Provided material:
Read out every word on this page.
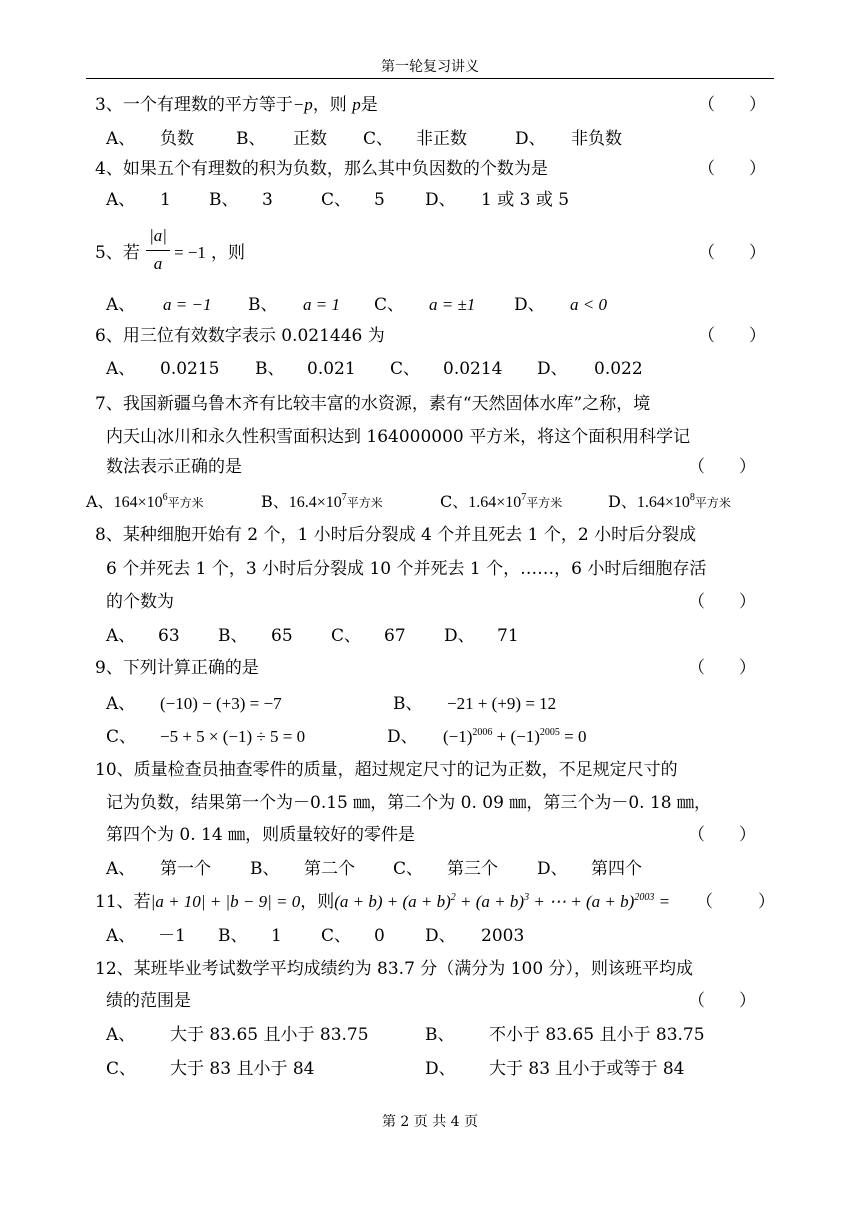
第一轮复习讲义
3、一个有理数的平方等于−p，则 p是	（　　）
A、 负数 B、 正数 C、 非正数	D、 非负数
4、如果五个有理数的积为负数，那么其中负因数的个数为是	（　　）
A、 1 B、 3	C、 5 D、 1 或 3 或 5
5、若
|a|
a
= −1 ，则	（　　）
A、 a = −1 B、 a = 1 C、 a = ±1 D、 a < 0
6、用三位有效数字表示 0.021446 为	（　　）
A、 0.0215 B、 0.021 C、 0.0214 D、 0.022
7、我国新疆乌鲁木齐有比较丰富的水资源，素有“天然固体水库”之称，境
内天山冰川和永久性积雪面积达到 164000000 平方米，将这个面积用科学记
数法表示正确的是	（　　）
A、$164\times 10^6$平方米	B、$16.4\times 10^7$平方米	C、$1.64\times 10^7$平方米	D、$1.64\times 10^8$平方米
8、某种细胞开始有 2 个，1 小时后分裂成 4 个并且死去 1 个，2 小时后分裂成
6 个并死去 1 个，3 小时后分裂成 10 个并死去 1 个，……，6 小时后细胞存活
的个数为	（　　）
A、 63 B、 65 C、 67 D、 71
9、下列计算正确的是	（　　）
A、 (−10) − (+3) = −7	B、 −21 + (+9) = 12
C、 −5 + 5 × (−1) ÷ 5 = 0	D、 $(-1)^{2006} + (-1)^{2005} = 0$
10、质量检查员抽查零件的质量，超过规定尺寸的记为正数，不足规定尺寸的
记为负数，结果第一个为－0.15 ㎜，第二个为 0. 09 ㎜，第三个为－0. 18 ㎜，
第四个为 0. 14 ㎜，则质量较好的零件是	（　　）
A、 第一个 B、 第二个 C、 第三个 D、 第四个
11、若|a + 10| + |b − 9| = 0，则$(a + b) + (a + b)^2 + (a + b)^3$ + ⋯ + $(a + b)^{2003}$ = （	）
A、 －1 B、 1 C、 0 D、 2003
12、某班毕业考试数学平均成绩约为 83.7 分（满分为 100 分），则该班平均成
绩的范围是	（　　）
A、 大于 83.65 且小于 83.75	B、 不小于 83.65 且小于 83.75
C、 大于 83 且小于 84	D、 大于 83 且小于或等于 84
第 2 页 共 4 页
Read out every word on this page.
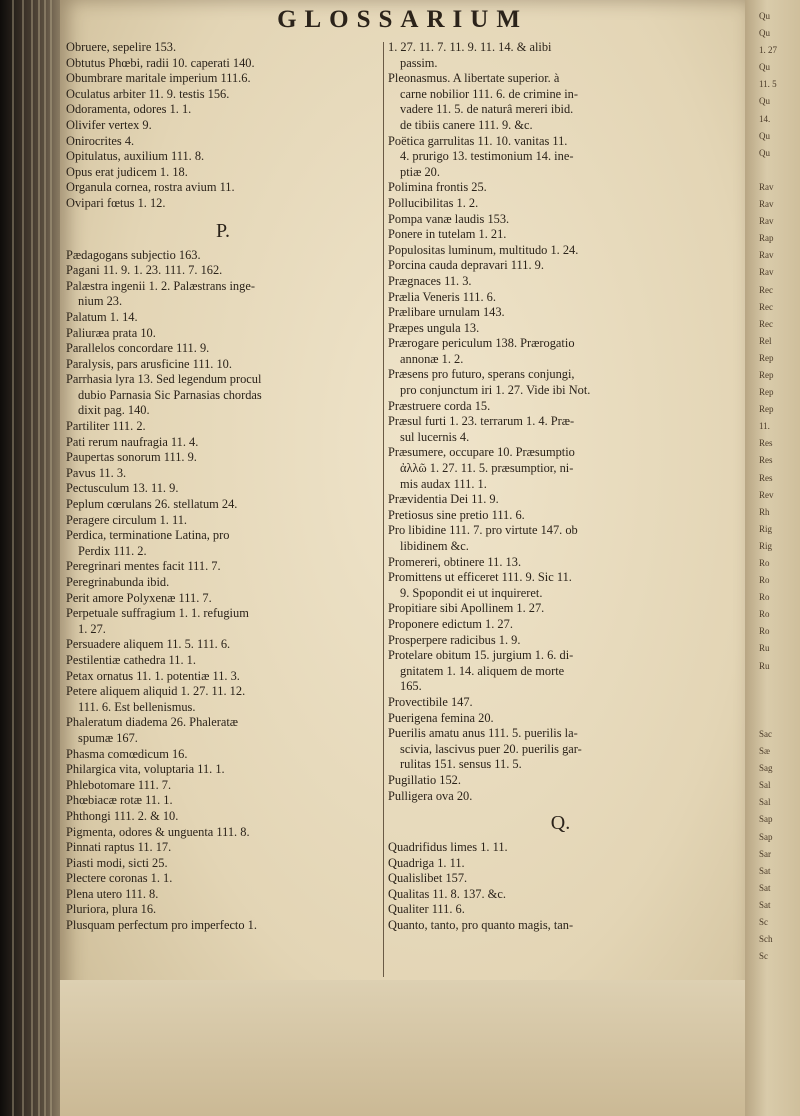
GLOSSARIUM
Obruere, sepelire 153.
Obtutus Phœbi, radii 10. caperati 140.
Obumbrare maritale imperium 111.6.
Oculatus arbiter 11. 9. testis 156.
Odoramenta, odores 1. 1.
Olivifer vertex 9.
Onirocrites 4.
Opitulatus, auxilium 111. 8.
Opus erat judicem 1. 18.
Organula cornea, rostra avium 11.
Ovipari fœtus 1. 12.
P.
Pædagogans subjectio 163.
Pagani 11. 9. 1. 23. 111. 7. 162.
Palæstra ingenii 1. 2. Palæstrans inge-
nium 23.
Palatum 1. 14.
Paliuræa prata 10.
Parallelos concordare 111. 9.
Paralysis, pars arusficine 111. 10.
Parrhasia lyra 13. Sed legendum procul
dubio Parnasia Sic Parnasias chordas
dixit pag. 140.
Partiliter 111. 2.
Pati rerum naufragia 11. 4.
Paupertas sonorum 111. 9.
Pavus 11. 3.
Pectusculum 13. 11. 9.
Peplum cœrulans 26. stellatum 24.
Peragere circulum 1. 11.
Perdica, terminatione Latina, pro
Perdix 111. 2.
Peregrinari mentes facit 111. 7.
Peregrinabunda ibid.
Perit amore Polyxenæ 111. 7.
Perpetuale suffragium 1. 1. refugium
1. 27.
Persuadere aliquem 11. 5. 111. 6.
Pestilentiæ cathedra 11. 1.
Petax ornatus 11. 1. potentiæ 11. 3.
Petere aliquem aliquid 1. 27. 11. 12.
111. 6. Est bellenismus.
Phaleratum diadema 26. Phaleratæ
spumæ 167.
Phasma comœdicum 16.
Philargica vita, voluptaria 11. 1.
Phlebotomare 111. 7.
Phœbiacæ rotæ 11. 1.
Phthongi 111. 2. & 10.
Pigmenta, odores & unguenta 111. 8.
Pinnati raptus 11. 17.
Piasti modi, sicti 25.
Plectere coronas 1. 1.
Plena utero 111. 8.
Pluriora, plura 16.
Plusquam perfectum pro imperfecto 1.
1. 27. 11. 7. 11. 9. 11. 14. & alibi
passim.
Pleonasmus. A libertate superior. à
carne nobilior 111. 6. de crimine in-
vadere 11. 5. de naturâ mereri ibid.
de tibiis canere 111. 9. &c.
Poëtica garrulitas 11. 10. vanitas 11.
4. prurigo 13. testimonium 14. ine-
ptiæ 20.
Polimina frontis 25.
Pollucibilitas 1. 2.
Pompa vanæ laudis 153.
Ponere in tutelam 1. 21.
Populositas luminum, multitudo 1. 24.
Porcina cauda depravari 111. 9.
Prægnaces 11. 3.
Prælia Veneris 111. 6.
Prælibare urnulam 143.
Præpes ungula 13.
Prærogare periculum 138. Prærogatio
annonæ 1. 2.
Præsens pro futuro, sperans conjungi,
pro conjunctum iri 1. 27. Vide ibi Not.
Præstruere corda 15.
Præsul furti 1. 23. terrarum 1. 4. Præ-
sul lucernis 4.
Præsumere, occupare 10. Præsumptio
ἀλλῶ 1. 27. 11. 5. præsumptior, ni-
mis audax 111. 1.
Prævidentia Dei 11. 9.
Pretiosus sine pretio 111. 6.
Pro libidine 111. 7. pro virtute 147. ob
libidinem &c.
Promereri, obtinere 11. 13.
Promittens ut efficeret 111. 9. Sic 11.
9. Spopondit ei ut inquireret.
Propitiare sibi Apollinem 1. 27.
Proponere edictum 1. 27.
Prosperpere radicibus 1. 9.
Protelare obitum 15. jurgium 1. 6. di-
gnitatem 1. 14. aliquem de morte
165.
Provectibile 147.
Puerigena femina 20.
Puerilis amatu anus 111. 5. puerilis la-
scivia, lascivus puer 20. puerilis gar-
rulitas 151. sensus 11. 5.
Pugillatio 152.
Pulligera ova 20.
Q.
Quadrifidus limes 1. 11.
Quadriga 1. 11.
Qualislibet 157.
Qualitas 11. 8. 137. &c.
Qualiter 111. 6.
Quanto, tanto, pro quanto magis, tan-
Qu
Qu
1. 27
Qu
11. 5
Qu
14.
Qu
Qu

Rav
Rav
Rav
Rap
Rav
Rav
Rec
Rec
Rec
Rel
Rep
Rep
Rep
Rep
11.
Res
Res
Res
Rev
Rh
Rig
Rig
Ro
Ro
Ro
Ro
Ro
Ru
Ru

Sac
Sæ
Sag
Sal
Sal
Sap
Sap
Sar
Sat
Sat
Sat
Sc
Sch
Sc
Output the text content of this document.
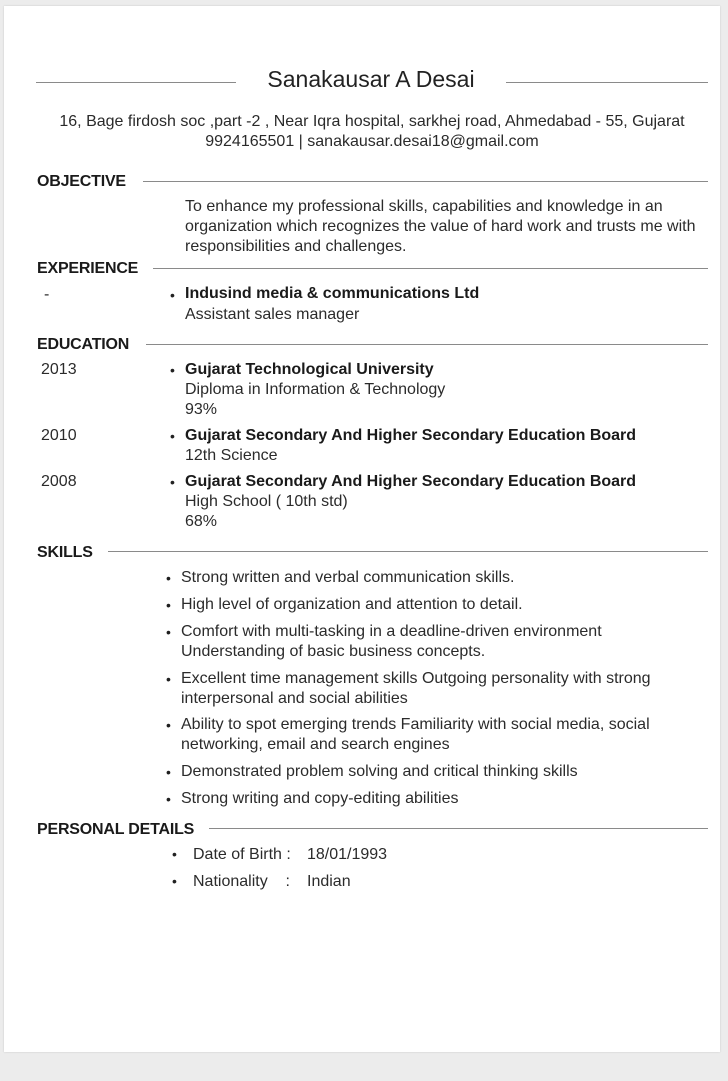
Sanakausar A Desai
16, Bage firdosh soc ,part -2 , Near Iqra hospital, sarkhej road, Ahmedabad - 55, Gujarat
9924165501 | sanakausar.desai18@gmail.com
OBJECTIVE
To enhance my professional skills, capabilities and knowledge in an organization which recognizes the value of hard work and trusts me with responsibilities and challenges.
EXPERIENCE
-	• Indusind media & communications Ltd
Assistant sales manager
EDUCATION
2013	• Gujarat Technological University
Diploma in Information & Technology
93%
2010	• Gujarat Secondary And Higher Secondary Education Board
12th Science
2008	• Gujarat Secondary And Higher Secondary Education Board
High School ( 10th std)
68%
SKILLS
• Strong written and verbal communication skills.
• High level of organization and attention to detail.
• Comfort with multi-tasking in a deadline-driven environment Understanding of basic business concepts.
• Excellent time management skills Outgoing personality with strong interpersonal and social abilities
• Ability to spot emerging trends Familiarity with social media, social networking, email and search engines
• Demonstrated problem solving and critical thinking skills
• Strong writing and copy-editing abilities
PERSONAL DETAILS
• Date of Birth : 18/01/1993
• Nationality    : Indian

Required work: Find every line in the records above that holds the word "social", and copy each one.

Written reply:
• Excellent time management skills Outgoing personality with strong interpersonal and social abilities
• Ability to spot emerging trends Familiarity with social media, social networking, email and search engines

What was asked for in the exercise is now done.